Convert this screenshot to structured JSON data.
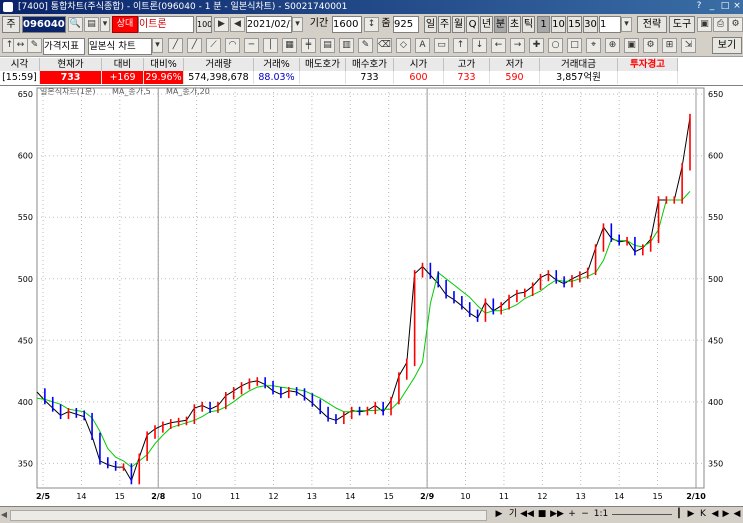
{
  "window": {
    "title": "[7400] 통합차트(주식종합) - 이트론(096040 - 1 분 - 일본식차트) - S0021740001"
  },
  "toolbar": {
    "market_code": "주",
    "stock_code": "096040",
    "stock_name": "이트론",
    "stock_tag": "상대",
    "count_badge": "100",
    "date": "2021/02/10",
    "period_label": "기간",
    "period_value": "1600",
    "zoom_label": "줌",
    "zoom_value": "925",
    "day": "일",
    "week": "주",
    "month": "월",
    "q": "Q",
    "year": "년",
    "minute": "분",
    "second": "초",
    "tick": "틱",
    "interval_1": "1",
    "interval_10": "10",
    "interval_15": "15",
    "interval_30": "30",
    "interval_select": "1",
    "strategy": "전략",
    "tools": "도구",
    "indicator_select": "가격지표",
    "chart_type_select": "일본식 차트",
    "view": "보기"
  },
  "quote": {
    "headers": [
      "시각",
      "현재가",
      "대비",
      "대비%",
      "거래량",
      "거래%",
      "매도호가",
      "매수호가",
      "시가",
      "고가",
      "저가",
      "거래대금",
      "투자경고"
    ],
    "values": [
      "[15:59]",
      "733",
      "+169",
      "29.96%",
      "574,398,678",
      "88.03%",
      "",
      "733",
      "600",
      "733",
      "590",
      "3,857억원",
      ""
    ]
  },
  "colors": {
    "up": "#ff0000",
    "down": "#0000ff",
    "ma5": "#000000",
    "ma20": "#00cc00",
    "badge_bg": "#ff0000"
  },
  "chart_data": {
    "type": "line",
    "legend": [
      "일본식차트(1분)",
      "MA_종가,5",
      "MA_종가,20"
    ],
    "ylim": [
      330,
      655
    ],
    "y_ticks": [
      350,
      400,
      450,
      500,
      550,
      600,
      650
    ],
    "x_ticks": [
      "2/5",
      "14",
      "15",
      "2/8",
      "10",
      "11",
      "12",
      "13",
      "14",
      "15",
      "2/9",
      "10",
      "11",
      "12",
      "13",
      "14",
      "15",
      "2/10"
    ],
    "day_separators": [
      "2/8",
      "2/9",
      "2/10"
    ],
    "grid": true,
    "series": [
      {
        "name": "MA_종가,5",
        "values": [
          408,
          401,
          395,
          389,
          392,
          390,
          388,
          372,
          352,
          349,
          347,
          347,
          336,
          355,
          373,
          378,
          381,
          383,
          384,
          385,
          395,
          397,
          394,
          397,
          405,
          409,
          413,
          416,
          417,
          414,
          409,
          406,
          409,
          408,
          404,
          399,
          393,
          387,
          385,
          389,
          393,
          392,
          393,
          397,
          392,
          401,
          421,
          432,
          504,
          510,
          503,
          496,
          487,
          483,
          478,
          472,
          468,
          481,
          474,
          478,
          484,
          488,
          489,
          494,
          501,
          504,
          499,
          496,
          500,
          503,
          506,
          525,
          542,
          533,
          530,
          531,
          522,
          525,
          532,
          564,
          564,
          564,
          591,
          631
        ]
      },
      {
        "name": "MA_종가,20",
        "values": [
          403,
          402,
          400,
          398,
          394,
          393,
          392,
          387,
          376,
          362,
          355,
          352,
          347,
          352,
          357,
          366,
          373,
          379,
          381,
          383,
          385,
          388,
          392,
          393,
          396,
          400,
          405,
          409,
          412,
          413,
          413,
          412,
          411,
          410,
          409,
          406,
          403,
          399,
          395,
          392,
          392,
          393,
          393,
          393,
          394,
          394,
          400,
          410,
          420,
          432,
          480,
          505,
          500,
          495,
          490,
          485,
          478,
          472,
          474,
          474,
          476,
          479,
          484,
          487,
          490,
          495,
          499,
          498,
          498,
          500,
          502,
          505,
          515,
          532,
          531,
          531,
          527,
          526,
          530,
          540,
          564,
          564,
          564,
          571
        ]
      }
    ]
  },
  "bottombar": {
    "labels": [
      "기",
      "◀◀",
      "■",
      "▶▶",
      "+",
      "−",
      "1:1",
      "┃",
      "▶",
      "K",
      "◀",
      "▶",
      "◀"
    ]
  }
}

*****

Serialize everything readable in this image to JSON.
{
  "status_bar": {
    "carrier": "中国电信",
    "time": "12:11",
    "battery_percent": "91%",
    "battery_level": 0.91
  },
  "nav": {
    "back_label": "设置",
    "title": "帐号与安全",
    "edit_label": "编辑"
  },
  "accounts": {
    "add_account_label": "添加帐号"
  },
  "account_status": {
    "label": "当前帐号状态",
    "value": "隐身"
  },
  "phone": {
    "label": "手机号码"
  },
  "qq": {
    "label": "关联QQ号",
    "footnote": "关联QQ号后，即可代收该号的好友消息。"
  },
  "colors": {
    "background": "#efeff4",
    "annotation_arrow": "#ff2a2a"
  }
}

*****

Your answer should be one number: how many lines of the listing include the word "JSON".

→ REPLY TO THE TASK:
2